-- GIVEN PROBLEM --
Count every line where "Hochschulstr" shows up, and give that number only.

** Start of MATERIAL TO PROCESS **

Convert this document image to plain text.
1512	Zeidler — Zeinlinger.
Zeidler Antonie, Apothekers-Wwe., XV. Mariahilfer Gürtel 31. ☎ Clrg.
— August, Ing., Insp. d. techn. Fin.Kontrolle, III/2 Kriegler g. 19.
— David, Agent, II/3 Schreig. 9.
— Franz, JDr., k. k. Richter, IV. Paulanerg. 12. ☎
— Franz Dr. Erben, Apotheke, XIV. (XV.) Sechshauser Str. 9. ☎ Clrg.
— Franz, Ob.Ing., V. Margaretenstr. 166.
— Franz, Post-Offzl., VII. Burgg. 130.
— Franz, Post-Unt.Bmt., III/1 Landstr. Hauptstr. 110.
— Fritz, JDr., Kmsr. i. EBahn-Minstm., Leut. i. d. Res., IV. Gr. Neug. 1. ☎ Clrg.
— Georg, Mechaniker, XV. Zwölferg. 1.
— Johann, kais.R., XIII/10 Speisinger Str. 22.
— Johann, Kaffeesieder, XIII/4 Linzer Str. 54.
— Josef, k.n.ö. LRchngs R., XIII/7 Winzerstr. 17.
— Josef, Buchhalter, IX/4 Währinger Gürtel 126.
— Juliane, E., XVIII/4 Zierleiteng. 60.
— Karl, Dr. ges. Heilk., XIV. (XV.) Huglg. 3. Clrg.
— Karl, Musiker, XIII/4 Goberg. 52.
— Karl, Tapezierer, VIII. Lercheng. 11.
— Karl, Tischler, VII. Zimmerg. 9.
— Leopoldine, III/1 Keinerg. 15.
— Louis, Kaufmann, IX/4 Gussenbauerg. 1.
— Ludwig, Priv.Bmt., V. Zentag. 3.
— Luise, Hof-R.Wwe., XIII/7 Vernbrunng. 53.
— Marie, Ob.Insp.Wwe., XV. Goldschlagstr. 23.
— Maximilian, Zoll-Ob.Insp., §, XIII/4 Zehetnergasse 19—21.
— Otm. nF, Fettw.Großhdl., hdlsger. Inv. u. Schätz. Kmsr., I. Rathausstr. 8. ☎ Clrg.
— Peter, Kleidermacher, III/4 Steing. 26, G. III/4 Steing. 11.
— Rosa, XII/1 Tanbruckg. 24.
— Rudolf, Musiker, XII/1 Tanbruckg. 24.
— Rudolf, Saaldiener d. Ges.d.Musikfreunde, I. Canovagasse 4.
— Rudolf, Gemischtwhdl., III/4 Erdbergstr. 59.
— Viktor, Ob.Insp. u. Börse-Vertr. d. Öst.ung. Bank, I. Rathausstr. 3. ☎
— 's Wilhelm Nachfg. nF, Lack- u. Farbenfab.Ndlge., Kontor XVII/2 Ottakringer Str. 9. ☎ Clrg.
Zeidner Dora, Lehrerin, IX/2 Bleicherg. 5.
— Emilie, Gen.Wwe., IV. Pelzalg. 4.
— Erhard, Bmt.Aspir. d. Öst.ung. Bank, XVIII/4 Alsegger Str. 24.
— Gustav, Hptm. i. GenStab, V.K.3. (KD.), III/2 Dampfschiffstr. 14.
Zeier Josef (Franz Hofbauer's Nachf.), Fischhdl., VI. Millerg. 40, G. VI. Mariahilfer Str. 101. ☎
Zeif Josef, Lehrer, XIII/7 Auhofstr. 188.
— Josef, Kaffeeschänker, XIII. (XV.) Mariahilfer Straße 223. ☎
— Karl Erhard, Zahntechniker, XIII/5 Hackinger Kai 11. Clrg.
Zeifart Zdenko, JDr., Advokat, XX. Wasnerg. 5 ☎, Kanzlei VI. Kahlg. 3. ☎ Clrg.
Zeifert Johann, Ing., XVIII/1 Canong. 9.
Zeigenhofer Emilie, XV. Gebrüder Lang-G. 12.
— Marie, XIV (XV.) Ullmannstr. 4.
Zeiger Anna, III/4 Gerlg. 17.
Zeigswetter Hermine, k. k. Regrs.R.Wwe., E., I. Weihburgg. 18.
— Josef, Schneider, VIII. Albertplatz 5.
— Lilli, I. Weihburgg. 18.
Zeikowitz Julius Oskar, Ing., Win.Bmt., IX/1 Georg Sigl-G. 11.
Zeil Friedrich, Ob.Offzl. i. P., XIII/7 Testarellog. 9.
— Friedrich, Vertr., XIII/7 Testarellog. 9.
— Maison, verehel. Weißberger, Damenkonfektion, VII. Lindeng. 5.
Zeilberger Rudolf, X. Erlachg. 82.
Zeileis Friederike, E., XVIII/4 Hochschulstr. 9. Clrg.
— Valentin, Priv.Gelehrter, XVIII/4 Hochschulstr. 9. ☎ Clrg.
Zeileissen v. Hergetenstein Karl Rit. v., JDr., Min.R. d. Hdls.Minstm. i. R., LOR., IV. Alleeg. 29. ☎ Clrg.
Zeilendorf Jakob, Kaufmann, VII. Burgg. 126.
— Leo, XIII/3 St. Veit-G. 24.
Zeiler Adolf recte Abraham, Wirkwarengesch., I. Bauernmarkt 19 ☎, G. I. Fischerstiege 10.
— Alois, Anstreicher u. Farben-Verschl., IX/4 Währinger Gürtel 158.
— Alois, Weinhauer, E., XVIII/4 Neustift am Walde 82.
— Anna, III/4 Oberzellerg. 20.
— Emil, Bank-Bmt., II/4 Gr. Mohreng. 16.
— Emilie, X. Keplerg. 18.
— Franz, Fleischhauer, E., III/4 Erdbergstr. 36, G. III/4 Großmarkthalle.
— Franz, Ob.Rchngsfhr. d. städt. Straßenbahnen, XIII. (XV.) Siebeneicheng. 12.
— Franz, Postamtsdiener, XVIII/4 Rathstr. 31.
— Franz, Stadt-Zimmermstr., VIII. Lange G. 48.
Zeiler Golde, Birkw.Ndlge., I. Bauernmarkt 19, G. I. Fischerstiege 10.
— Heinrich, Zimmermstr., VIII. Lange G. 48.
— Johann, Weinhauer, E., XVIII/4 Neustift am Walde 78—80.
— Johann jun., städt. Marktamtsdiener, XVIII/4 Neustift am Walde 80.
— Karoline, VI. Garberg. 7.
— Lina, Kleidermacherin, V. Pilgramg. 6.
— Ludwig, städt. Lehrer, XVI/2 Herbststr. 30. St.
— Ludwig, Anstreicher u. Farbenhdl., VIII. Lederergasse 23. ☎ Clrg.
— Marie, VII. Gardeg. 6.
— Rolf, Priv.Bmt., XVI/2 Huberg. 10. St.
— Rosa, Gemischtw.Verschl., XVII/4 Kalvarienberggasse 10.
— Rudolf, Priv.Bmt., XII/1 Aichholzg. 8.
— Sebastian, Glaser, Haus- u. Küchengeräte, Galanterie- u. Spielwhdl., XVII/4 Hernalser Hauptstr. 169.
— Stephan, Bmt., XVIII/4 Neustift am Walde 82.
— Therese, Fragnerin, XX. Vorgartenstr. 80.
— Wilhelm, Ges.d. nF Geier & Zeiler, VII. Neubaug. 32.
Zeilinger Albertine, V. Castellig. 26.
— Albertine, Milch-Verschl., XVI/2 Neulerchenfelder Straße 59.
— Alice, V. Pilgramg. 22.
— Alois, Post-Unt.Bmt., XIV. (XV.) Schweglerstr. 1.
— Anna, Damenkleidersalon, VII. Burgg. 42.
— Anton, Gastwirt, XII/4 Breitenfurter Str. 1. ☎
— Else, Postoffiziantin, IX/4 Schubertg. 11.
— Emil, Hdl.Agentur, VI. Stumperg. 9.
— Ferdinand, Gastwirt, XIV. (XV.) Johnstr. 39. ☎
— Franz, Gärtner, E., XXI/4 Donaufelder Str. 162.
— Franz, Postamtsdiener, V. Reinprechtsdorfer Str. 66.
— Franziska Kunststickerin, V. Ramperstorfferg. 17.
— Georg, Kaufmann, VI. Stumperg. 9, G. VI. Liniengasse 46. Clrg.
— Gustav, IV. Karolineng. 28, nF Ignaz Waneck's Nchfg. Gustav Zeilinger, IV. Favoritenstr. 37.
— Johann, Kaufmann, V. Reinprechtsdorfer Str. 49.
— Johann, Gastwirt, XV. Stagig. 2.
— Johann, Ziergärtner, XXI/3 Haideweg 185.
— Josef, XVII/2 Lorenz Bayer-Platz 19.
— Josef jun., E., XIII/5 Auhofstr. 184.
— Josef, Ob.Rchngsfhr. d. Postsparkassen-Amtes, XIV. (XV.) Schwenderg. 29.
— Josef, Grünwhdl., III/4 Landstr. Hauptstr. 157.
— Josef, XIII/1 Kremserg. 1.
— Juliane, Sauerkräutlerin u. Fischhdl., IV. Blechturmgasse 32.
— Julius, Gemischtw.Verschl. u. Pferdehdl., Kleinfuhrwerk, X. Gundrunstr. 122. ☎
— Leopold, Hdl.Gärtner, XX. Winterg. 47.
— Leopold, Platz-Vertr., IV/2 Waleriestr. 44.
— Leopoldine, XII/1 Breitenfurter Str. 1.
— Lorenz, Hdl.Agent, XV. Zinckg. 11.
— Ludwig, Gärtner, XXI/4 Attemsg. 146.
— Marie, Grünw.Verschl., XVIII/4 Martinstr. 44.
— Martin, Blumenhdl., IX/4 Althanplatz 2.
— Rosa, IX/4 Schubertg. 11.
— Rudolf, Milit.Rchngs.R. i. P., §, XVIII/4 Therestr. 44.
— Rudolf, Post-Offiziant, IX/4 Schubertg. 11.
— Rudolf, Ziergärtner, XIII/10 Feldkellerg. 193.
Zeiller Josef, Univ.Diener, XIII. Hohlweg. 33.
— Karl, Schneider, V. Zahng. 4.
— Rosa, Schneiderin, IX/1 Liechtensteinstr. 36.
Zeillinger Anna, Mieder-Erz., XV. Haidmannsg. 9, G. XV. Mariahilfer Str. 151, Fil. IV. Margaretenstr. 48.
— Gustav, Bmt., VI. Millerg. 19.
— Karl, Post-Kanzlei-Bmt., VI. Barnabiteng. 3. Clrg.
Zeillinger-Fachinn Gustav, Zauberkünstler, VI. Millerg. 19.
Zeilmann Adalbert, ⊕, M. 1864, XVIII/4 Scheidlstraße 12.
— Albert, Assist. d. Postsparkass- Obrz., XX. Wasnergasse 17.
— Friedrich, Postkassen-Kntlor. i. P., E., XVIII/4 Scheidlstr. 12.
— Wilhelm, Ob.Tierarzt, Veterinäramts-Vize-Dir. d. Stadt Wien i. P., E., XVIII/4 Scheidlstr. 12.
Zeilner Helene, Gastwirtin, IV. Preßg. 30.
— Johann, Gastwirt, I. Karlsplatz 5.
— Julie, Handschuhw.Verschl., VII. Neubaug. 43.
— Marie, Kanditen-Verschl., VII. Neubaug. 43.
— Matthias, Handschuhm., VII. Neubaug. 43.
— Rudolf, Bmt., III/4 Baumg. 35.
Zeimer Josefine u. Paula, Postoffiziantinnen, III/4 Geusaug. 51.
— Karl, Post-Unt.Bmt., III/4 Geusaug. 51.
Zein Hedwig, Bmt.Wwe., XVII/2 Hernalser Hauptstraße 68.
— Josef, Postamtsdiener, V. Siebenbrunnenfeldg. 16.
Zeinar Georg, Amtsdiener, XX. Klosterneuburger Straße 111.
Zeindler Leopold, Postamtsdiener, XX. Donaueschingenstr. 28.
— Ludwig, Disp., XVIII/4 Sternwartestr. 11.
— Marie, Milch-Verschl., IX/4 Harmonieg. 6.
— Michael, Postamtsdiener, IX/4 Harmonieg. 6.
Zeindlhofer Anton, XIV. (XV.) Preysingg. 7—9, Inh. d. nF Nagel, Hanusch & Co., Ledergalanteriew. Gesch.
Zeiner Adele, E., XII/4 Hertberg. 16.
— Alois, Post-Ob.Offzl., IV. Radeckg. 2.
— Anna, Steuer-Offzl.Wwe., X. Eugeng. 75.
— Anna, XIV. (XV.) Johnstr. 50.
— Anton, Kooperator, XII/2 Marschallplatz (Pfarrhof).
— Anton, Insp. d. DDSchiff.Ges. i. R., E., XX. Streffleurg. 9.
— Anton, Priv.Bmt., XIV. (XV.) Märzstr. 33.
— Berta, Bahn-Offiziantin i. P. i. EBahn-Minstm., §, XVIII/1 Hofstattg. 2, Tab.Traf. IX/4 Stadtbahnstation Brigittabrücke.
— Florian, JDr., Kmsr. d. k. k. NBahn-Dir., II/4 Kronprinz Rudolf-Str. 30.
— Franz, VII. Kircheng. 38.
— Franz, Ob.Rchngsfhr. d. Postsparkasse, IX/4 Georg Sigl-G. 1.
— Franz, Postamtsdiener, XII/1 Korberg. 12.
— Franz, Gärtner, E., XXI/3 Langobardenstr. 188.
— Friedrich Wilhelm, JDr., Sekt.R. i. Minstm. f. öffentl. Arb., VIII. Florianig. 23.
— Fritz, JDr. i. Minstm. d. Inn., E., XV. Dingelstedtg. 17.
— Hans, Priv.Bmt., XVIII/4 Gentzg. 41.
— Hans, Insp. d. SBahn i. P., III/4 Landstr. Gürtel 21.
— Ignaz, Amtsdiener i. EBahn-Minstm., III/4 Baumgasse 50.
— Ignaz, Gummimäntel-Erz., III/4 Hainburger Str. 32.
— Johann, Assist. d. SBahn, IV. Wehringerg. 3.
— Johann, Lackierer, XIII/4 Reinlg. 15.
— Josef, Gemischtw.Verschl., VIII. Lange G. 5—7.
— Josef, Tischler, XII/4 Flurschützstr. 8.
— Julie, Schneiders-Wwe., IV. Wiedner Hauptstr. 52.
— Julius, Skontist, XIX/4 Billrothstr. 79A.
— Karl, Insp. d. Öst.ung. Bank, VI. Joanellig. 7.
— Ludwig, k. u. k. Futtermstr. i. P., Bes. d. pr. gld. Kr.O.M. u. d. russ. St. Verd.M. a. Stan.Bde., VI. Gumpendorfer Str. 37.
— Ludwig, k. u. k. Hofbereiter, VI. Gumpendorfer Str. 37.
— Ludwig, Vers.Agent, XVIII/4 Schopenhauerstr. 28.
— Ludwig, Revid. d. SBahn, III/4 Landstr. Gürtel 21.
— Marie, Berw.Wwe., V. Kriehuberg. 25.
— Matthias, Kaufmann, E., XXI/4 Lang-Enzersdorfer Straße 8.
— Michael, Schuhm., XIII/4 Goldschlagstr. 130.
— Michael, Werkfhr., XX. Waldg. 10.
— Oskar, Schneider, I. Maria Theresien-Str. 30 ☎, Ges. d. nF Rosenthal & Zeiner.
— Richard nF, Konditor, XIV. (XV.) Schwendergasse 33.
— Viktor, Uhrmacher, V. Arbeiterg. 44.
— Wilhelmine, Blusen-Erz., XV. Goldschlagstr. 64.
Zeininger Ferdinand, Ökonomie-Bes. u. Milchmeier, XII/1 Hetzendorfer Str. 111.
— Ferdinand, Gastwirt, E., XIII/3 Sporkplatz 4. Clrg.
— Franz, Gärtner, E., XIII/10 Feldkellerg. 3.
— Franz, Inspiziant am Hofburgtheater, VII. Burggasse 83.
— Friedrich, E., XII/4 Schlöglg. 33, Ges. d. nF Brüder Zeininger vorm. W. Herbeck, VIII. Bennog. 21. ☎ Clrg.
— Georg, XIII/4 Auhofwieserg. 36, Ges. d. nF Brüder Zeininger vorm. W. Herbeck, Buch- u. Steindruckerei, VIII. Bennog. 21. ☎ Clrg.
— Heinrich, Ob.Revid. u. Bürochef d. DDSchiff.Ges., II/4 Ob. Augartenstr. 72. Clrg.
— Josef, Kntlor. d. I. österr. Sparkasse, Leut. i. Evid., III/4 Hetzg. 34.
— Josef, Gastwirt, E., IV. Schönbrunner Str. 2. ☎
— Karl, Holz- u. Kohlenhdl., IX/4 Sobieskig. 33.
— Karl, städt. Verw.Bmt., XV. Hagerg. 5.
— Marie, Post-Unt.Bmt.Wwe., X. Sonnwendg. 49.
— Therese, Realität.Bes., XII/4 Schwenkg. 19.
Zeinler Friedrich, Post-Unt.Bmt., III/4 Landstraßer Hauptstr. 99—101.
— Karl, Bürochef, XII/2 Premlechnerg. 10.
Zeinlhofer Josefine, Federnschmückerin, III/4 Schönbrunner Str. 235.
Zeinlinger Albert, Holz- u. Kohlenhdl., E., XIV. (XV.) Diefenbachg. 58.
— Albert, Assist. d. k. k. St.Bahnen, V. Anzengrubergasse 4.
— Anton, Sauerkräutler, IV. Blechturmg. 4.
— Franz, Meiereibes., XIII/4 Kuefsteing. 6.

** End of MATERIAL TO PROCESS **

-- ANSWER TO THIS EXERCISE --
2